• **Extrait présenté**:
+ + + + +

La vasectomie est là encore réservée aux seuls adultes et encadrée par un délai incompressible de réflexion de quatre mois minimum entre le premier et le deuxième rendez-vous.

Florian Bardet, urologue à Dijon, constate lui aussi une nette augmentation des demandes de stérilisations définitives depuis 2021, y compris chez les hommes sans enfant, qui représentent environ 6% de sa patientèle.

Pour vous donner des chiffres très précis au niveau national, la vasectomie, c’est 2.000 opérations en 2010 contre 30.000 en 2022. On assiste à une augmentation vraiment exponentielle du nombre de vasectomies et en même temps une diminution du nombre de ligatures des trompes.

Florian Bardet

Rapport epi-phare du 12 février 2024

Au-delà de son désir de non-parentalité, Nicolas se sens fier d'endosser la contraception pour son couple. Une démarche de "rééquilibrage" là où encore trop souvent c'est la femme qui porte à elle seule la charge de la contraception. Une démarche de "justice et d'égalité" que l'on retrouve de plus en plus chez les hommes qui ont atteint la quarantaine et qui ont déjà deux à trois enfants.

Ne pas faire d'enfant par crainte de l'avenir

Cyril Bousquet a 37 ans et travaille pour une ONG médicale humanitaire depuis 15 ans. À cet effet, il a été amené à intervenir en zone de conflit entre 2016 et 2019. C'est là, dans la Bande de Gaza ou encore au Yémen qu'il a été profondément marqué.

L’anecdote qui m’a le plus fait froid dans le dos, c’est ce père de famille yéménite qui me raconte qu’il venait de vivre une période de bombardements avec ses deux enfants et sa compagne. Cette histoire m’a traumatisé et est devenue un élément moteur dans ma décision de ne pas vouloir d’enfant.

Cyril Bousquet, 37 ans

De retour de ces évènements, Cyril reçoit un véritable "coup de massue" suite à la publication du 1er volet du rapport du GIEC en août 2019. Rapport qui confirme "l’origine humaine du réchauffement climatique à un rythme sans précédent."

L'homme se renseigne, se documente et anime des conférences de vulgarisation. Il y met en avant les vagues de chaleurs mortelles qui pourraient devenir plus intenses et plus fréquentes, et les déplacements de populations et les conflits qui les accompagneraient. Une éco-anxiété qui pousse Cyril à renoncer à avoir des enfants.

Un scénario à +4°c à horizon 2010 devient plus que probable, surtout avec l'élection récente de Donald Trump aux États-Unis. Dans ces conditions, près de 3 milliards de personnes ne pourraient plus vivre là où elle habitent. Imaginez un seul instant tous ces réfugiés climatiques, toutes les pénuries et les sécheresses qui adviendront ! Je ne veux pas avoir d'enfant dans ce monde-là. Ça me fait trop peur.

Cyril Bousquet, 37 ans

Une peur que Cyril a décidé d’assumer, même si pour lui, cette décision reste lourde à porter au quotidien.

+ + + + +

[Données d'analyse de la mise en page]
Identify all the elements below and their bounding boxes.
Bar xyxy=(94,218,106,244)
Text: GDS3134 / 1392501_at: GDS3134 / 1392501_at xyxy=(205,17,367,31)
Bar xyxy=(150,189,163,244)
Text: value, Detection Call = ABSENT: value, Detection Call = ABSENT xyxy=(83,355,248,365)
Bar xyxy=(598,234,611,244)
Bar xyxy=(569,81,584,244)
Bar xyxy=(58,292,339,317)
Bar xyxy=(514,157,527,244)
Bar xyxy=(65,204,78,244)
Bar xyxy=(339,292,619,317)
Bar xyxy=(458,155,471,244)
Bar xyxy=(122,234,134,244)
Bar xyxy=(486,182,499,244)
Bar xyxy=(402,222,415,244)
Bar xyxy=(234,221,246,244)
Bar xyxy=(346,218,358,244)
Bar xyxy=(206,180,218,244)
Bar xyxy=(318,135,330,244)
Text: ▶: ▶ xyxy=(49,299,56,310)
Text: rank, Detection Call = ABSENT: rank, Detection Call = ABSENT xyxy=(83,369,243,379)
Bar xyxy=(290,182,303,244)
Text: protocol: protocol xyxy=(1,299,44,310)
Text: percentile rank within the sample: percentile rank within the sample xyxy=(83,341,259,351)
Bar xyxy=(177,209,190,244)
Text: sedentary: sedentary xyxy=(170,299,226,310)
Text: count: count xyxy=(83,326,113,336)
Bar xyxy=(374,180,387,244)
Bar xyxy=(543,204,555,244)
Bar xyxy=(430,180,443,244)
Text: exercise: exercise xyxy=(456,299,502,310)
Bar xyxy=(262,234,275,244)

+ + + + +

• **Exercices à traiter**:
A. Relevez tous les noms de lieux géographiques (villes, territoires ou pays) cités dans l'extrait présenté.
B. Traduisez en anglais la phrase suivante de l'extrait présenté : « Cyril Bousquet a 37 ans et travaille pour une ONG médicale humanitaire depuis 15 ans. »

• **Réponses successives**:
A. Dijon, la Bande de Gaza, le Yémen, les États-Unis

B. Cyril Bousquet is 37 years old and has been working for a humanitarian medical NGO for 15 years.